Set each entry down verbatim, omitting images.

▶ **Extracted records**:
▶
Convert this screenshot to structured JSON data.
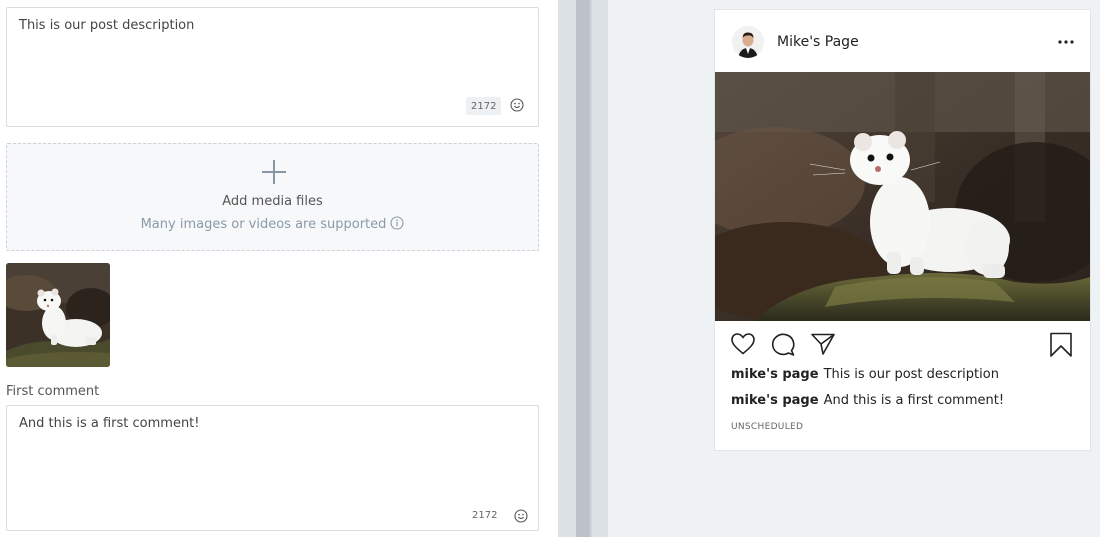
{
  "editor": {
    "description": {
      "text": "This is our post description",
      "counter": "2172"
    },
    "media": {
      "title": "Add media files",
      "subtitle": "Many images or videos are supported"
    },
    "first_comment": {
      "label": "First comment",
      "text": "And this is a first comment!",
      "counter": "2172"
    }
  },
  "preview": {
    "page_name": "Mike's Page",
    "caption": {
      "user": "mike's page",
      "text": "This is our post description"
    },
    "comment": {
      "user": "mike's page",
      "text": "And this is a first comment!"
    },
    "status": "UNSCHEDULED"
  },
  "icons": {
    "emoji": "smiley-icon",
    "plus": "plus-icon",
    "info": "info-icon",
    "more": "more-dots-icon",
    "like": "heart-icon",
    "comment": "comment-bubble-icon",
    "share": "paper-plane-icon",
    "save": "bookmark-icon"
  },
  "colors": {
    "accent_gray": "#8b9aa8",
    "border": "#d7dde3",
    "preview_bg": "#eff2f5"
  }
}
◀
▶ **TASK SOLUTION**:
Convert this screenshot to structured JSON data.
{
  "editor": {
    "description": {
      "text": "This is our post description",
      "counter": "2172"
    },
    "media": {
      "title": "Add media files",
      "subtitle": "Many images or videos are supported"
    },
    "first_comment": {
      "label": "First comment",
      "text": "And this is a first comment!",
      "counter": "2172"
    }
  },
  "preview": {
    "page_name": "Mike's Page",
    "caption": {
      "user": "mike's page",
      "text": "This is our post description"
    },
    "comment": {
      "user": "mike's page",
      "text": "And this is a first comment!"
    },
    "status": "UNSCHEDULED"
  },
  "icons": {
    "emoji": "smiley-icon",
    "plus": "plus-icon",
    "info": "info-icon",
    "more": "more-dots-icon",
    "like": "heart-icon",
    "comment": "comment-bubble-icon",
    "share": "paper-plane-icon",
    "save": "bookmark-icon"
  },
  "colors": {
    "accent_gray": "#8b9aa8",
    "border": "#d7dde3",
    "preview_bg": "#eff2f5"
  }
}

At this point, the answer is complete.